(Dataset listings of figures)
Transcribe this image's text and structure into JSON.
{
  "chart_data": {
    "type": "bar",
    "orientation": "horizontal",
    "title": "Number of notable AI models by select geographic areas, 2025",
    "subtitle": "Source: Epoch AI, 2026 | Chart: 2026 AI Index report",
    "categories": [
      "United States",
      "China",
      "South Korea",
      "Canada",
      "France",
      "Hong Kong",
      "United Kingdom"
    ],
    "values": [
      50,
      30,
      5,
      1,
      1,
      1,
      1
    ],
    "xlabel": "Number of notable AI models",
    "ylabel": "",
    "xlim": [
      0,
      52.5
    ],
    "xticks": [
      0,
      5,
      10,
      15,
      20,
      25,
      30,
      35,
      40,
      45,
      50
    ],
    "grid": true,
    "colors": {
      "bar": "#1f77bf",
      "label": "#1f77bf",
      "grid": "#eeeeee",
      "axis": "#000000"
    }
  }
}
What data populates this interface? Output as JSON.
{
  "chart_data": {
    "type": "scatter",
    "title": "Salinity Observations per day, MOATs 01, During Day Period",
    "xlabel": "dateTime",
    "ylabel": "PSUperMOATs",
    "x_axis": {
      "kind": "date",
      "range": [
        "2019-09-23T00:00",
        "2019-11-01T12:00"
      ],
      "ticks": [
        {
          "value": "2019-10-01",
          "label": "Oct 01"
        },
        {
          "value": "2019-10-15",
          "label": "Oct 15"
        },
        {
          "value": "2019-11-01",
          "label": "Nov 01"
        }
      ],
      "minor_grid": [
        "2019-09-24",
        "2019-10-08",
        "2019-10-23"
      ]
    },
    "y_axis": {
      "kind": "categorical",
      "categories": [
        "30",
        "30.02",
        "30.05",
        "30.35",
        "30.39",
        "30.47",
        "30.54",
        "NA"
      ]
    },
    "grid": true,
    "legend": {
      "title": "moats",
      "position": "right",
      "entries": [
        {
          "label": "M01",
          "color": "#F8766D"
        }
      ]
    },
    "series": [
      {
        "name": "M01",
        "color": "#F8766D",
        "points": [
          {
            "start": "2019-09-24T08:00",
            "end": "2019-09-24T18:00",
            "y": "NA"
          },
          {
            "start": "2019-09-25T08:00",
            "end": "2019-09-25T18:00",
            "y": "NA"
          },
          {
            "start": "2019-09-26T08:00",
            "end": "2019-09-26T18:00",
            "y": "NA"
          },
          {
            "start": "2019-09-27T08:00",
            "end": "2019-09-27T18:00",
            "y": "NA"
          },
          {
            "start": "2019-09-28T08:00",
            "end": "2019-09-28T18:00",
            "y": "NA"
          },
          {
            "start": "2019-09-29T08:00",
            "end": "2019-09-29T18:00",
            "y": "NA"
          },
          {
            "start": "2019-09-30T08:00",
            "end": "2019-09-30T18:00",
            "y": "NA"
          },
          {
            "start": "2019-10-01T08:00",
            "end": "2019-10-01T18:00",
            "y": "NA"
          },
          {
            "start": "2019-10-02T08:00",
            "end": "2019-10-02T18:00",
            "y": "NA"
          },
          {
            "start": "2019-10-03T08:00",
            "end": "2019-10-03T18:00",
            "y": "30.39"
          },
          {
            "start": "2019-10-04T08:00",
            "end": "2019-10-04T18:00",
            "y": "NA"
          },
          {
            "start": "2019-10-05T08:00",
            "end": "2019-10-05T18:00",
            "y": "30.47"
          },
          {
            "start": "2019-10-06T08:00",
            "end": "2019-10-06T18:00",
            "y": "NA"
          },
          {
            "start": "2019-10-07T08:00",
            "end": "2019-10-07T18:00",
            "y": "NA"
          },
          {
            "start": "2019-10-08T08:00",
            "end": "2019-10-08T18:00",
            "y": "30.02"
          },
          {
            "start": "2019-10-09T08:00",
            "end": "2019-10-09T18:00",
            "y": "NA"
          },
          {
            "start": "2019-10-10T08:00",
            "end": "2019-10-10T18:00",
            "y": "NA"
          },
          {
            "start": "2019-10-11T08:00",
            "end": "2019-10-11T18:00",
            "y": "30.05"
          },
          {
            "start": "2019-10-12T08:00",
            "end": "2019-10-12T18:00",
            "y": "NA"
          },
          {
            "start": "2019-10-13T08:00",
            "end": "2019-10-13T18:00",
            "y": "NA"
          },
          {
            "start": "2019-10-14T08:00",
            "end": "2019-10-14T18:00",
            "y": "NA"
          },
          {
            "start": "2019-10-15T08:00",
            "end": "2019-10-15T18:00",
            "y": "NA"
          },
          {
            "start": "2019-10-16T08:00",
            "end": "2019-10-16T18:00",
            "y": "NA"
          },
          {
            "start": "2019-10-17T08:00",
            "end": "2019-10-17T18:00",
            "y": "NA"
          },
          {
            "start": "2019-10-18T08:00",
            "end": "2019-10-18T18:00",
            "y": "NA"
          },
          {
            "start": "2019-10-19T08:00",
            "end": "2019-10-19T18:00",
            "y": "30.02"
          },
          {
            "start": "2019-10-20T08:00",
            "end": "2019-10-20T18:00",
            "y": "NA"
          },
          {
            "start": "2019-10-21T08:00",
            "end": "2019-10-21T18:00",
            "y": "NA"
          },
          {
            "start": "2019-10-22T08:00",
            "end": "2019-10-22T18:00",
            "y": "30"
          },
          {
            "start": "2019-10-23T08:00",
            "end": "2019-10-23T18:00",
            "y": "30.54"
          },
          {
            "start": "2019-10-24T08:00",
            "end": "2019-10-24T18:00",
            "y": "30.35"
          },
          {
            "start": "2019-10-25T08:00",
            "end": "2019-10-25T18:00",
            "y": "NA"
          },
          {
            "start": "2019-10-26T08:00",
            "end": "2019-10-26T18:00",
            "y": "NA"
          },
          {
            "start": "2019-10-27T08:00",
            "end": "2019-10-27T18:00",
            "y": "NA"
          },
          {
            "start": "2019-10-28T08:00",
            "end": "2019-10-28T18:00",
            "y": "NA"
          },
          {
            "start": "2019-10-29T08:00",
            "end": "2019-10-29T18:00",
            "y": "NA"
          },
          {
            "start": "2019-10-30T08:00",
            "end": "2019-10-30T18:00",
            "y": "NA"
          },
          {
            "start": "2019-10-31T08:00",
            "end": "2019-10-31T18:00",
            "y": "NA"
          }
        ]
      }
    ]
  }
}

■ **DO THIS**
Reproduce every entry shown above, precisely as it stands.

■ **RESPONSE TO THIS EXERCISE**
Transcribe this image's text and structure into JSON.
{
  "chart_data": {
    "type": "bar",
    "orientation": "horizontal",
    "title": "Number of notable AI models by select geographic areas, 2025",
    "subtitle": "Source: Epoch AI, 2026 | Chart: 2026 AI Index report",
    "categories": [
      "United States",
      "China",
      "South Korea",
      "Canada",
      "France",
      "Hong Kong",
      "United Kingdom"
    ],
    "values": [
      50,
      30,
      5,
      1,
      1,
      1,
      1
    ],
    "xlabel": "Number of notable AI models",
    "ylabel": "",
    "xlim": [
      0,
      52.5
    ],
    "xticks": [
      0,
      5,
      10,
      15,
      20,
      25,
      30,
      35,
      40,
      45,
      50
    ],
    "grid": true,
    "colors": {
      "bar": "#1f77bf",
      "label": "#1f77bf",
      "grid": "#eeeeee",
      "axis": "#000000"
    }
  }
}
What data populates this interface? Output as JSON.
{
  "chart_data": {
    "type": "scatter",
    "title": "Salinity Observations per day, MOATs 01, During Day Period",
    "xlabel": "dateTime",
    "ylabel": "PSUperMOATs",
    "x_axis": {
      "kind": "date",
      "range": [
        "2019-09-23T00:00",
        "2019-11-01T12:00"
      ],
      "ticks": [
        {
          "value": "2019-10-01",
          "label": "Oct 01"
        },
        {
          "value": "2019-10-15",
          "label": "Oct 15"
        },
        {
          "value": "2019-11-01",
          "label": "Nov 01"
        }
      ],
      "minor_grid": [
        "2019-09-24",
        "2019-10-08",
        "2019-10-23"
      ]
    },
    "y_axis": {
      "kind": "categorical",
      "categories": [
        "30",
        "30.02",
        "30.05",
        "30.35",
        "30.39",
        "30.47",
        "30.54",
        "NA"
      ]
    },
    "grid": true,
    "legend": {
      "title": "moats",
      "position": "right",
      "entries": [
        {
          "label": "M01",
          "color": "#F8766D"
        }
      ]
    },
    "series": [
      {
        "name": "M01",
        "color": "#F8766D",
        "points": [
          {
            "start": "2019-09-24T08:00",
            "end": "2019-09-24T18:00",
            "y": "NA"
          },
          {
            "start": "2019-09-25T08:00",
            "end": "2019-09-25T18:00",
            "y": "NA"
          },
          {
            "start": "2019-09-26T08:00",
            "end": "2019-09-26T18:00",
            "y": "NA"
          },
          {
            "start": "2019-09-27T08:00",
            "end": "2019-09-27T18:00",
            "y": "NA"
          },
          {
            "start": "2019-09-28T08:00",
            "end": "2019-09-28T18:00",
            "y": "NA"
          },
          {
            "start": "2019-09-29T08:00",
            "end": "2019-09-29T18:00",
            "y": "NA"
          },
          {
            "start": "2019-09-30T08:00",
            "end": "2019-09-30T18:00",
            "y": "NA"
          },
          {
            "start": "2019-10-01T08:00",
            "end": "2019-10-01T18:00",
            "y": "NA"
          },
          {
            "start": "2019-10-02T08:00",
            "end": "2019-10-02T18:00",
            "y": "NA"
          },
          {
            "start": "2019-10-03T08:00",
            "end": "2019-10-03T18:00",
            "y": "30.39"
          },
          {
            "start": "2019-10-04T08:00",
            "end": "2019-10-04T18:00",
            "y": "NA"
          },
          {
            "start": "2019-10-05T08:00",
            "end": "2019-10-05T18:00",
            "y": "30.47"
          },
          {
            "start": "2019-10-06T08:00",
            "end": "2019-10-06T18:00",
            "y": "NA"
          },
          {
            "start": "2019-10-07T08:00",
            "end": "2019-10-07T18:00",
            "y": "NA"
          },
          {
            "start": "2019-10-08T08:00",
            "end": "2019-10-08T18:00",
            "y": "30.02"
          },
          {
            "start": "2019-10-09T08:00",
            "end": "2019-10-09T18:00",
            "y": "NA"
          },
          {
            "start": "2019-10-10T08:00",
            "end": "2019-10-10T18:00",
            "y": "NA"
          },
          {
            "start": "2019-10-11T08:00",
            "end": "2019-10-11T18:00",
            "y": "30.05"
          },
          {
            "start": "2019-10-12T08:00",
            "end": "2019-10-12T18:00",
            "y": "NA"
          },
          {
            "start": "2019-10-13T08:00",
            "end": "2019-10-13T18:00",
            "y": "NA"
          },
          {
            "start": "2019-10-14T08:00",
            "end": "2019-10-14T18:00",
            "y": "NA"
          },
          {
            "start": "2019-10-15T08:00",
            "end": "2019-10-15T18:00",
            "y": "NA"
          },
          {
            "start": "2019-10-16T08:00",
            "end": "2019-10-16T18:00",
            "y": "NA"
          },
          {
            "start": "2019-10-17T08:00",
            "end": "2019-10-17T18:00",
            "y": "NA"
          },
          {
            "start": "2019-10-18T08:00",
            "end": "2019-10-18T18:00",
            "y": "NA"
          },
          {
            "start": "2019-10-19T08:00",
            "end": "2019-10-19T18:00",
            "y": "30.02"
          },
          {
            "start": "2019-10-20T08:00",
            "end": "2019-10-20T18:00",
            "y": "NA"
          },
          {
            "start": "2019-10-21T08:00",
            "end": "2019-10-21T18:00",
            "y": "NA"
          },
          {
            "start": "2019-10-22T08:00",
            "end": "2019-10-22T18:00",
            "y": "30"
          },
          {
            "start": "2019-10-23T08:00",
            "end": "2019-10-23T18:00",
            "y": "30.54"
          },
          {
            "start": "2019-10-24T08:00",
            "end": "2019-10-24T18:00",
            "y": "30.35"
          },
          {
            "start": "2019-10-25T08:00",
            "end": "2019-10-25T18:00",
            "y": "NA"
          },
          {
            "start": "2019-10-26T08:00",
            "end": "2019-10-26T18:00",
            "y": "NA"
          },
          {
            "start": "2019-10-27T08:00",
            "end": "2019-10-27T18:00",
            "y": "NA"
          },
          {
            "start": "2019-10-28T08:00",
            "end": "2019-10-28T18:00",
            "y": "NA"
          },
          {
            "start": "2019-10-29T08:00",
            "end": "2019-10-29T18:00",
            "y": "NA"
          },
          {
            "start": "2019-10-30T08:00",
            "end": "2019-10-30T18:00",
            "y": "NA"
          },
          {
            "start": "2019-10-31T08:00",
            "end": "2019-10-31T18:00",
            "y": "NA"
          }
        ]
      }
    ]
  }
}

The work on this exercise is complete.